GIVEN TASK:
Keep every line where the word "object" appears; drop the rest.

* * * * * * *

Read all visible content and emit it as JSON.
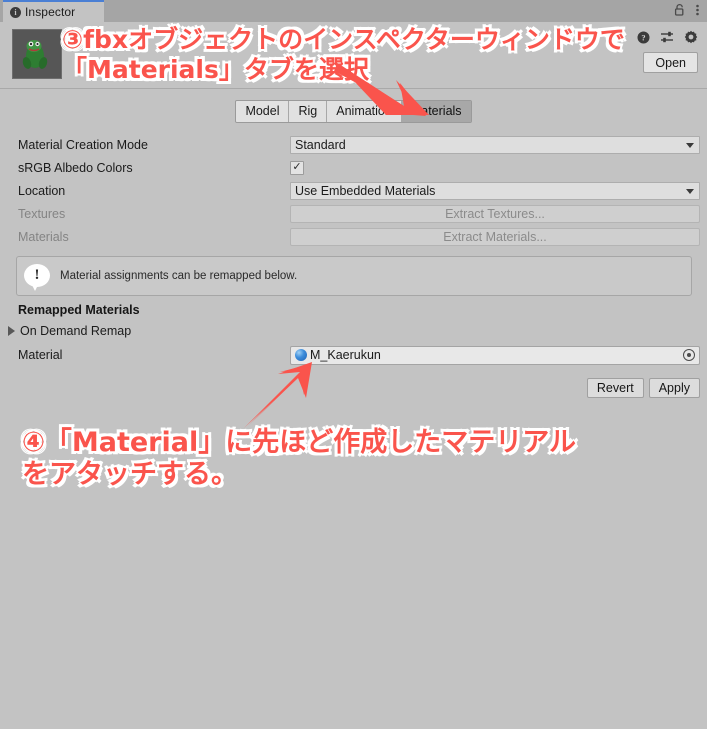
{
  "window": {
    "tab_label": "Inspector",
    "info_icon": "info-circle-icon",
    "lock_icon": "lock-icon",
    "menu_icon": "kebab-menu-icon"
  },
  "header": {
    "thumbnail_alt": "fbx-object-preview",
    "help_icon": "help-icon",
    "presets_icon": "preset-sliders-icon",
    "settings_icon": "gear-icon",
    "open_label": "Open"
  },
  "tabs": [
    {
      "label": "Model",
      "active": false
    },
    {
      "label": "Rig",
      "active": false
    },
    {
      "label": "Animation",
      "active": false
    },
    {
      "label": "Materials",
      "active": true
    }
  ],
  "properties": [
    {
      "label": "Material Creation Mode",
      "control": "dropdown",
      "value": "Standard",
      "disabled": false
    },
    {
      "label": "sRGB Albedo Colors",
      "control": "checkbox",
      "value": "✓",
      "checked": true,
      "disabled": false
    },
    {
      "label": "Location",
      "control": "dropdown",
      "value": "Use Embedded Materials",
      "disabled": false
    },
    {
      "label": "Textures",
      "control": "button",
      "value": "Extract Textures...",
      "disabled": true
    },
    {
      "label": "Materials",
      "control": "button",
      "value": "Extract Materials...",
      "disabled": true
    }
  ],
  "infobox": {
    "icon": "info-bubble-icon",
    "text": "Material assignments can be remapped below."
  },
  "remapped": {
    "section_title": "Remapped Materials",
    "foldout_label": "On Demand Remap",
    "foldout_icon": "triangle-right-icon",
    "material_label": "Material",
    "material_value": "M_Kaerukun",
    "material_icon": "material-sphere-icon",
    "picker_icon": "object-picker-icon"
  },
  "actions": {
    "revert_label": "Revert",
    "apply_label": "Apply"
  },
  "annotations": {
    "top": "③fbxオブジェクトのインスペクターウィンドウで\n「Materials」タブを選択",
    "bottom": "④「Material」に先ほど作成したマテリアル\nをアタッチする。",
    "color": "#fa544c",
    "arrow_top_name": "annotation-arrow-to-materials-tab",
    "arrow_bottom_name": "annotation-arrow-to-material-field"
  },
  "colors": {
    "window_bg": "#c3c3c3",
    "titlebar_bg": "#a5a5a5",
    "accent_tab": "#4a7fd4",
    "field_bg": "#dedede",
    "annotation_red": "#fa544c"
  }
}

* * * * * * *

EXPECTED ANSWER:
    "thumbnail_alt": "fbx-object-preview",
    "picker_icon": "object-picker-icon"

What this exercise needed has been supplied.